(WHAT THIS TASK INVOLVES):
Transcribe verbatim every line from the line containing "Extract all readable text from this page." to the end of the entries, including both endpoints. Output nothing beyond those lines.

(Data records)
>>>>>

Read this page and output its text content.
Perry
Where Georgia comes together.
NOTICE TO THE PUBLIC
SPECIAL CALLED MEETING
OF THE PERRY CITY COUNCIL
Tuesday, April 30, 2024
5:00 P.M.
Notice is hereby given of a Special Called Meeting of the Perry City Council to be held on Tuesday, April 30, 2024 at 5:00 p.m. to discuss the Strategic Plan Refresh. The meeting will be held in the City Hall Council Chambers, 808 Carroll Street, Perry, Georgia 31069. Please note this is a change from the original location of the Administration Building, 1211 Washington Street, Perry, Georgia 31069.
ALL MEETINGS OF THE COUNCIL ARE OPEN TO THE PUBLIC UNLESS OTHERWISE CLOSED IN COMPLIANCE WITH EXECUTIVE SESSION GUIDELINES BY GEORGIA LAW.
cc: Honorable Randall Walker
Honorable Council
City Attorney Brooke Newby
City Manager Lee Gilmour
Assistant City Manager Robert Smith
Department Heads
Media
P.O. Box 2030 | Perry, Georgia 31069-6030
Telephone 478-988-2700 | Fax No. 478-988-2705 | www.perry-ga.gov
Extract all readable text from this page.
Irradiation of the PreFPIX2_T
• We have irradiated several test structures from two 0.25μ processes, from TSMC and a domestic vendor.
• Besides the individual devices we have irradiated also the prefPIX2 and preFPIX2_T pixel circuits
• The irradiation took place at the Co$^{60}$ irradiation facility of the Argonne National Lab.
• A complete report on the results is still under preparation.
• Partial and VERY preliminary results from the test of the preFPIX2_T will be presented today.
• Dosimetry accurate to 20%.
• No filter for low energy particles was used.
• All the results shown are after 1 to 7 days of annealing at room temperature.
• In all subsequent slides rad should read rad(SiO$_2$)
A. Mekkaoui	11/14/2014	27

<<<<<

(THE REPLY):
Extract all readable text from this page.
Irradiation of the PreFPIX2_T
• We have irradiated several test structures from two 0.25μ processes, from TSMC and a domestic vendor.
• Besides the individual devices we have irradiated also the prefPIX2 and preFPIX2_T pixel circuits
• The irradiation took place at the Co$^{60}$ irradiation facility of the Argonne National Lab.
• A complete report on the results is still under preparation.
• Partial and VERY preliminary results from the test of the preFPIX2_T will be presented today.
• Dosimetry accurate to 20%.
• No filter for low energy particles was used.
• All the results shown are after 1 to 7 days of annealing at room temperature.
• In all subsequent slides rad should read rad(SiO$_2$)
A. Mekkaoui	11/14/2014	27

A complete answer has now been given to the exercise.